# Required work
All of the data should be output character for character, except the pictures.

# Records provided
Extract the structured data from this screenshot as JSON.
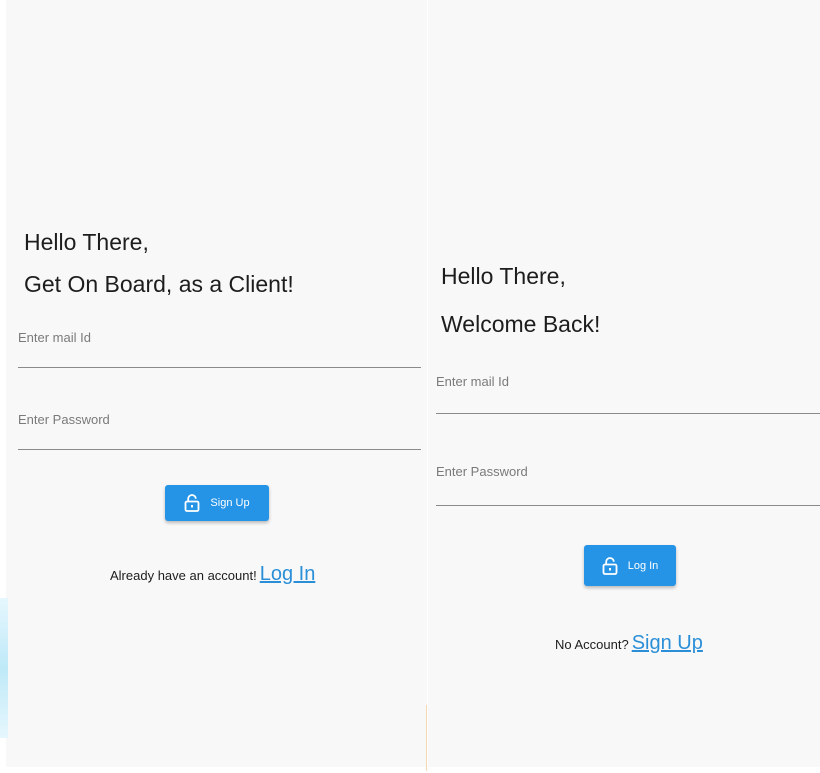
{
  "signup": {
    "greeting": "Hello There,",
    "subtitle": "Get On Board, as a Client!",
    "email_placeholder": "Enter mail Id",
    "password_placeholder": "Enter Password",
    "button_label": "Sign Up",
    "footer_text": "Already have an account!",
    "footer_link": "Log In"
  },
  "login": {
    "greeting": "Hello There,",
    "subtitle": "Welcome Back!",
    "email_placeholder": "Enter mail Id",
    "password_placeholder": "Enter Password",
    "button_label": "Log In",
    "footer_text": "No Account?",
    "footer_link": "Sign Up"
  },
  "colors": {
    "primary_button": "#2594e6",
    "link": "#2b8fd8",
    "background": "#f8f8f8",
    "underline": "#8a8a8a"
  },
  "icons": {
    "button_icon": "lock-open-icon"
  }
}
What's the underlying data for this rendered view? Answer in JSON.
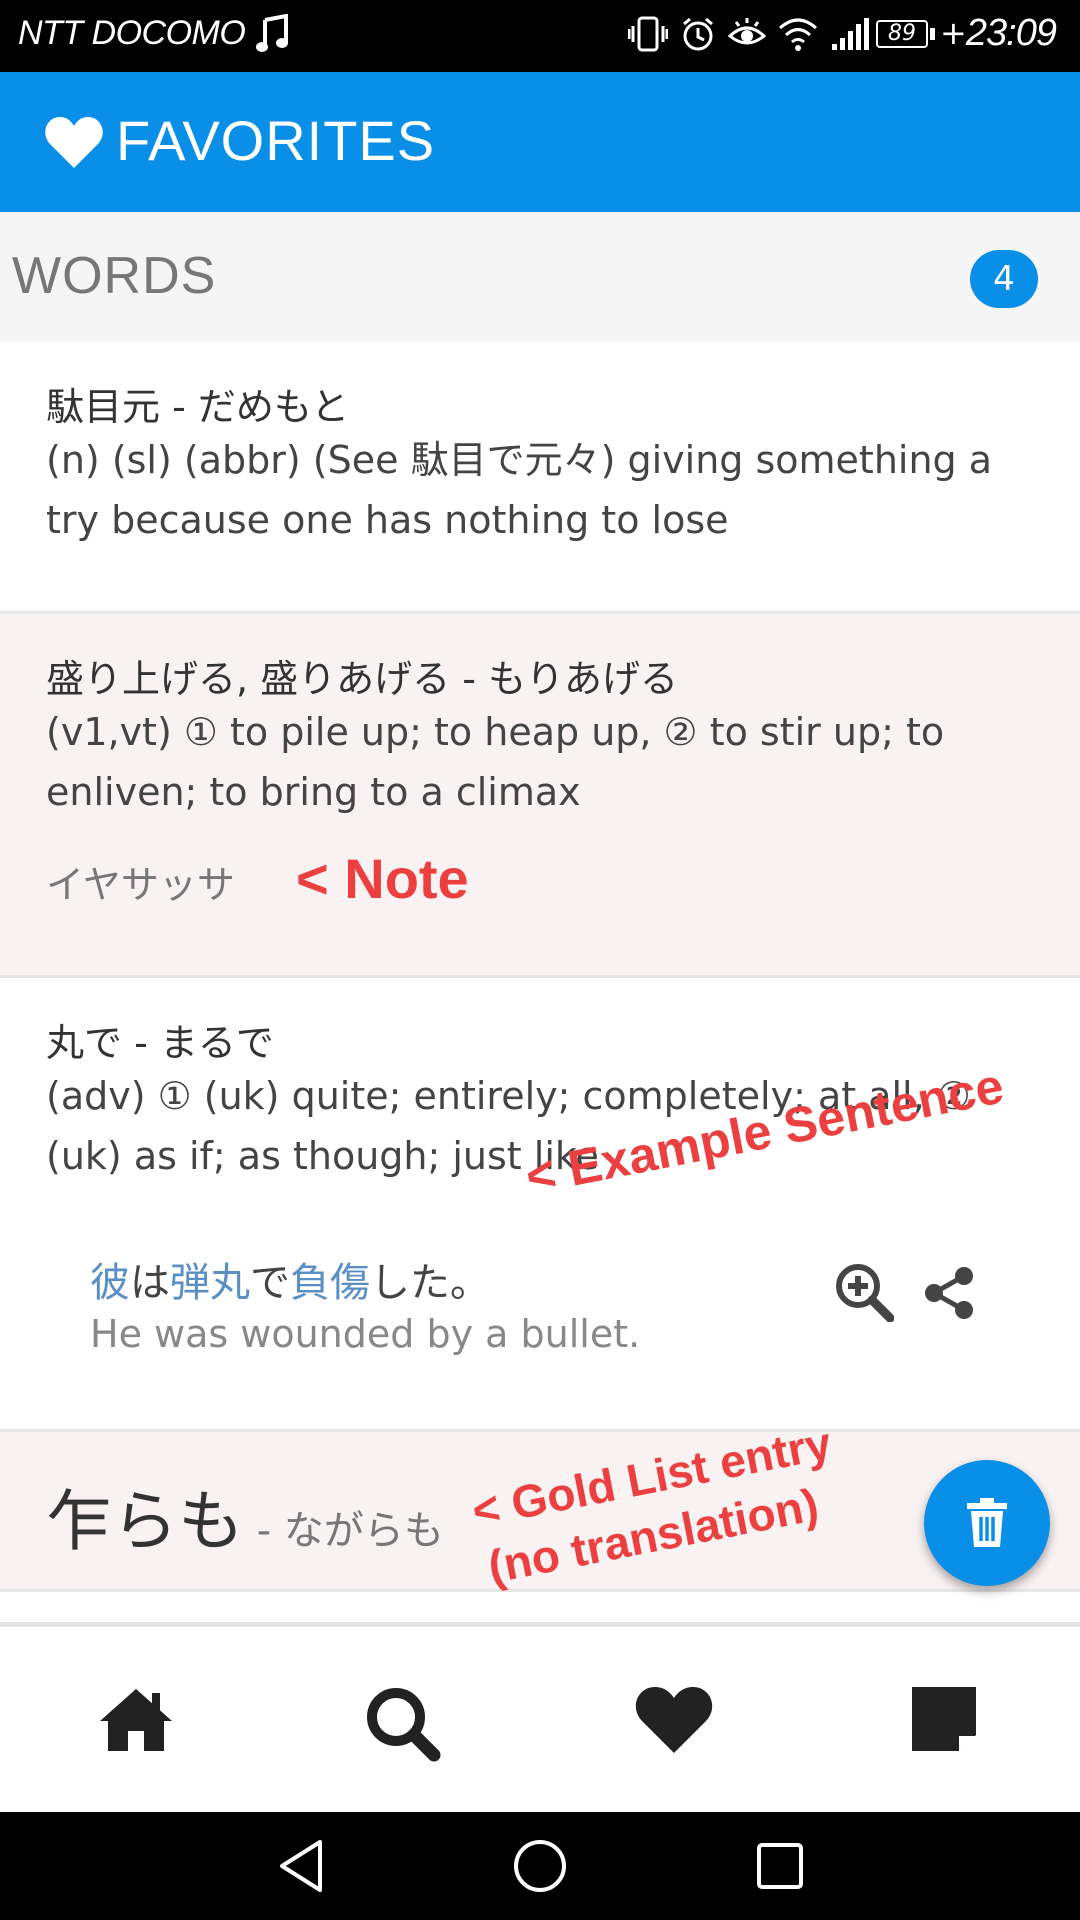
{
  "status_bar": {
    "carrier": "NTT DOCOMO",
    "battery": "89",
    "time": "23:09"
  },
  "header": {
    "title": "FAVORITES",
    "icon": "heart-icon"
  },
  "section": {
    "title": "WORDS",
    "count": "4"
  },
  "entries": [
    {
      "word": "駄目元 - だめもと",
      "definition": "(n) (sl) (abbr) (See 駄目で元々) giving something a try because one has nothing to lose"
    },
    {
      "word": "盛り上げる, 盛りあげる - もりあげる",
      "definition": "(v1,vt) ① to pile up; to heap up, ② to stir up; to enliven; to bring to a climax",
      "note": "イヤサッサ",
      "annotation": "< Note"
    },
    {
      "word": "丸で - まるで",
      "definition": "(adv) ① (uk) quite; entirely; completely; at all, ② (uk) as if; as though; just like",
      "example": {
        "jp_parts": [
          "彼",
          "は",
          "弾丸",
          "で",
          "負傷",
          "した。"
        ],
        "en": "He was wounded by a bullet."
      },
      "annotation": "< Example Sentence"
    },
    {
      "kanji": "乍らも",
      "kana": " - ながらも",
      "annotation_line1": "< Gold List entry",
      "annotation_line2": "(no translation)"
    }
  ],
  "fab": {
    "icon": "trash-icon"
  },
  "bottom_nav": {
    "items": [
      "home-icon",
      "search-icon",
      "heart-icon",
      "note-icon"
    ]
  },
  "colors": {
    "primary": "#0a8fe8",
    "annotation": "#ec4040",
    "tint": "#f9f2f2",
    "link": "#5a8fc4"
  }
}
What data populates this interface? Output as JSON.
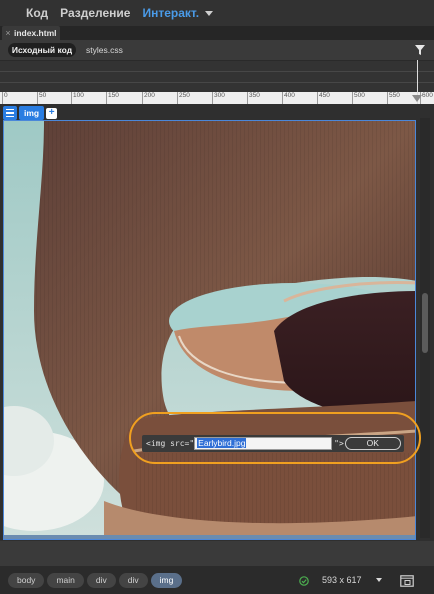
{
  "view_switcher": {
    "code": "Код",
    "split": "Разделение",
    "live": "Интеракт."
  },
  "document": {
    "tab_label": "index.html",
    "close_glyph": "×"
  },
  "related_files": {
    "source": "Исходный код",
    "css": "styles.css"
  },
  "ruler": {
    "ticks": [
      "0",
      "50",
      "100",
      "150",
      "200",
      "250",
      "300",
      "350",
      "400",
      "450",
      "500",
      "550",
      "600"
    ]
  },
  "element_hud": {
    "tag": "img",
    "add": "+"
  },
  "quick_tag_editor": {
    "prefix": "<img src=\"",
    "value": "Earlybird.jpg",
    "suffix": "\">",
    "ok": "OK"
  },
  "status_bar": {
    "breadcrumbs": [
      "body",
      "main",
      "div",
      "div",
      "img"
    ],
    "selected_crumb": "img",
    "window_size": "593 x 617"
  },
  "colors": {
    "accent": "#2a7de1",
    "highlight_ring": "#f0a020",
    "active_view": "#4a9be8"
  }
}
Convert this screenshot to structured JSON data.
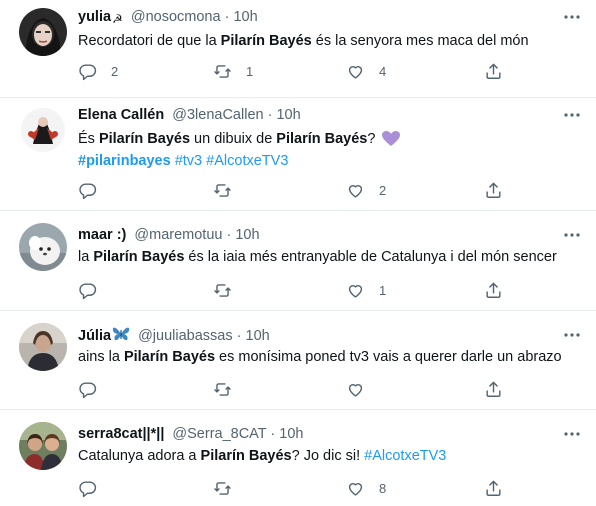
{
  "tweets": [
    {
      "name": "yulia",
      "name_emoji": "☭",
      "handle": "@nosocmona",
      "sep": "·",
      "time": "10h",
      "body": [
        {
          "t": "Recordatori de que la ",
          "s": "plain"
        },
        {
          "t": "Pilarín Bayés",
          "s": "bold"
        },
        {
          "t": " és la senyora mes maca del món",
          "s": "plain"
        }
      ],
      "replies": "2",
      "retweets": "1",
      "likes": "4"
    },
    {
      "name": "Elena Callén",
      "name_emoji": "",
      "handle": "@3lenaCallen",
      "sep": "·",
      "time": "10h",
      "body": [
        {
          "t": "És ",
          "s": "plain"
        },
        {
          "t": "Pilarín Bayés",
          "s": "bold"
        },
        {
          "t": " un dibuix de ",
          "s": "plain"
        },
        {
          "t": "Pilarín Bayés",
          "s": "bold"
        },
        {
          "t": "? ",
          "s": "plain"
        },
        {
          "t": "💜",
          "s": "heart"
        },
        {
          "t": "\n",
          "s": "br"
        },
        {
          "t": "#pilarinbayes",
          "s": "tagbold"
        },
        {
          "t": " ",
          "s": "plain"
        },
        {
          "t": "#tv3",
          "s": "tag"
        },
        {
          "t": " ",
          "s": "plain"
        },
        {
          "t": "#AlcotxeTV3",
          "s": "tag"
        }
      ],
      "replies": "",
      "retweets": "",
      "likes": "2"
    },
    {
      "name": "maar :)",
      "name_emoji": "",
      "handle": "@maremotuu",
      "sep": "·",
      "time": "10h",
      "body": [
        {
          "t": "la ",
          "s": "plain"
        },
        {
          "t": "Pilarín Bayés",
          "s": "bold"
        },
        {
          "t": " és la iaia més entranyable de Catalunya i del món sencer",
          "s": "plain"
        }
      ],
      "replies": "",
      "retweets": "",
      "likes": "1"
    },
    {
      "name": "Júlia",
      "name_emoji": "🦋",
      "handle": "@juuliabassas",
      "sep": "·",
      "time": "10h",
      "body": [
        {
          "t": "ains la ",
          "s": "plain"
        },
        {
          "t": "Pilarín Bayés",
          "s": "bold"
        },
        {
          "t": " es monísima poned tv3 vais a querer darle un abrazo",
          "s": "plain"
        }
      ],
      "replies": "",
      "retweets": "",
      "likes": ""
    },
    {
      "name": "serra8cat||*||",
      "name_emoji": "",
      "handle": "@Serra_8CAT",
      "sep": "·",
      "time": "10h",
      "body": [
        {
          "t": "Catalunya adora a ",
          "s": "plain"
        },
        {
          "t": "Pilarín Bayés",
          "s": "bold"
        },
        {
          "t": "? Jo dic si! ",
          "s": "plain"
        },
        {
          "t": "#AlcotxeTV3",
          "s": "tag"
        }
      ],
      "replies": "",
      "retweets": "",
      "likes": "8"
    }
  ],
  "colors": {
    "text": "#0f1419",
    "secondary": "#536471",
    "link": "#1d9bf0",
    "divider": "#e6ecf0"
  },
  "icons": [
    "reply-icon",
    "retweet-icon",
    "like-icon",
    "share-icon",
    "more-icon"
  ]
}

# Expected output
Extract the structured data from this screenshot as JSON.
{
  "signup": {
    "greeting": "Hello There,",
    "subtitle": "Get On Board, as a Client!",
    "email_placeholder": "Enter mail Id",
    "password_placeholder": "Enter Password",
    "button_label": "Sign Up",
    "footer_text": "Already have an account!",
    "footer_link": "Log In"
  },
  "login": {
    "greeting": "Hello There,",
    "subtitle": "Welcome Back!",
    "email_placeholder": "Enter mail Id",
    "password_placeholder": "Enter Password",
    "button_label": "Log In",
    "footer_text": "No Account?",
    "footer_link": "Sign Up"
  },
  "colors": {
    "primary_button": "#2594e6",
    "link": "#2b8fd8",
    "background": "#f8f8f8",
    "underline": "#8a8a8a"
  },
  "icons": {
    "button_icon": "lock-open-icon"
  }
}
What's the underlying data for this rendered view? Answer in JSON.
{
  "status_bar": {
    "carrier": "NTT DOCOMO",
    "battery": "89",
    "time": "23:09"
  },
  "header": {
    "title": "FAVORITES",
    "icon": "heart-icon"
  },
  "section": {
    "title": "WORDS",
    "count": "4"
  },
  "entries": [
    {
      "word": "駄目元 - だめもと",
      "definition": "(n) (sl) (abbr) (See 駄目で元々) giving something a try because one has nothing to lose"
    },
    {
      "word": "盛り上げる, 盛りあげる - もりあげる",
      "definition": "(v1,vt) ① to pile up; to heap up, ② to stir up; to enliven; to bring to a climax",
      "note": "イヤサッサ",
      "annotation": "< Note"
    },
    {
      "word": "丸で - まるで",
      "definition": "(adv) ① (uk) quite; entirely; completely; at all, ② (uk) as if; as though; just like",
      "example": {
        "jp_parts": [
          "彼",
          "は",
          "弾丸",
          "で",
          "負傷",
          "した。"
        ],
        "en": "He was wounded by a bullet."
      },
      "annotation": "< Example Sentence"
    },
    {
      "kanji": "乍らも",
      "kana": " - ながらも",
      "annotation_line1": "< Gold List entry",
      "annotation_line2": "(no translation)"
    }
  ],
  "fab": {
    "icon": "trash-icon"
  },
  "bottom_nav": {
    "items": [
      "home-icon",
      "search-icon",
      "heart-icon",
      "note-icon"
    ]
  },
  "colors": {
    "primary": "#0a8fe8",
    "annotation": "#ec4040",
    "tint": "#f9f2f2",
    "link": "#5a8fc4"
  }
}
What data populates this interface? Output as JSON.
{
  "view_switcher": {
    "code": "Код",
    "split": "Разделение",
    "live": "Интеракт."
  },
  "document": {
    "tab_label": "index.html",
    "close_glyph": "×"
  },
  "related_files": {
    "source": "Исходный код",
    "css": "styles.css"
  },
  "ruler": {
    "ticks": [
      "0",
      "50",
      "100",
      "150",
      "200",
      "250",
      "300",
      "350",
      "400",
      "450",
      "500",
      "550",
      "600"
    ]
  },
  "element_hud": {
    "tag": "img",
    "add": "+"
  },
  "quick_tag_editor": {
    "prefix": "<img src=\"",
    "value": "Earlybird.jpg",
    "suffix": "\">",
    "ok": "OK"
  },
  "status_bar": {
    "breadcrumbs": [
      "body",
      "main",
      "div",
      "div",
      "img"
    ],
    "selected_crumb": "img",
    "window_size": "593 x 617"
  },
  "colors": {
    "accent": "#2a7de1",
    "highlight_ring": "#f0a020",
    "active_view": "#4a9be8"
  }
}
Convert this screenshot to structured JSON data.
{
  "tweets": [
    {
      "name": "yulia",
      "name_emoji": "☭",
      "handle": "@nosocmona",
      "sep": "·",
      "time": "10h",
      "body": [
        {
          "t": "Recordatori de que la ",
          "s": "plain"
        },
        {
          "t": "Pilarín Bayés",
          "s": "bold"
        },
        {
          "t": " és la senyora mes maca del món",
          "s": "plain"
        }
      ],
      "replies": "2",
      "retweets": "1",
      "likes": "4"
    },
    {
      "name": "Elena Callén",
      "name_emoji": "",
      "handle": "@3lenaCallen",
      "sep": "·",
      "time": "10h",
      "body": [
        {
          "t": "És ",
          "s": "plain"
        },
        {
          "t": "Pilarín Bayés",
          "s": "bold"
        },
        {
          "t": " un dibuix de ",
          "s": "plain"
        },
        {
          "t": "Pilarín Bayés",
          "s": "bold"
        },
        {
          "t": "? ",
          "s": "plain"
        },
        {
          "t": "💜",
          "s": "heart"
        },
        {
          "t": "\n",
          "s": "br"
        },
        {
          "t": "#pilarinbayes",
          "s": "tagbold"
        },
        {
          "t": " ",
          "s": "plain"
        },
        {
          "t": "#tv3",
          "s": "tag"
        },
        {
          "t": " ",
          "s": "plain"
        },
        {
          "t": "#AlcotxeTV3",
          "s": "tag"
        }
      ],
      "replies": "",
      "retweets": "",
      "likes": "2"
    },
    {
      "name": "maar :)",
      "name_emoji": "",
      "handle": "@maremotuu",
      "sep": "·",
      "time": "10h",
      "body": [
        {
          "t": "la ",
          "s": "plain"
        },
        {
          "t": "Pilarín Bayés",
          "s": "bold"
        },
        {
          "t": " és la iaia més entranyable de Catalunya i del món sencer",
          "s": "plain"
        }
      ],
      "replies": "",
      "retweets": "",
      "likes": "1"
    },
    {
      "name": "Júlia",
      "name_emoji": "🦋",
      "handle": "@juuliabassas",
      "sep": "·",
      "time": "10h",
      "body": [
        {
          "t": "ains la ",
          "s": "plain"
        },
        {
          "t": "Pilarín Bayés",
          "s": "bold"
        },
        {
          "t": " es monísima poned tv3 vais a querer darle un abrazo",
          "s": "plain"
        }
      ],
      "replies": "",
      "retweets": "",
      "likes": ""
    },
    {
      "name": "serra8cat||*||",
      "name_emoji": "",
      "handle": "@Serra_8CAT",
      "sep": "·",
      "time": "10h",
      "body": [
        {
          "t": "Catalunya adora a ",
          "s": "plain"
        },
        {
          "t": "Pilarín Bayés",
          "s": "bold"
        },
        {
          "t": "? Jo dic si! ",
          "s": "plain"
        },
        {
          "t": "#AlcotxeTV3",
          "s": "tag"
        }
      ],
      "replies": "",
      "retweets": "",
      "likes": "8"
    }
  ],
  "colors": {
    "text": "#0f1419",
    "secondary": "#536471",
    "link": "#1d9bf0",
    "divider": "#e6ecf0"
  },
  "icons": [
    "reply-icon",
    "retweet-icon",
    "like-icon",
    "share-icon",
    "more-icon"
  ]
}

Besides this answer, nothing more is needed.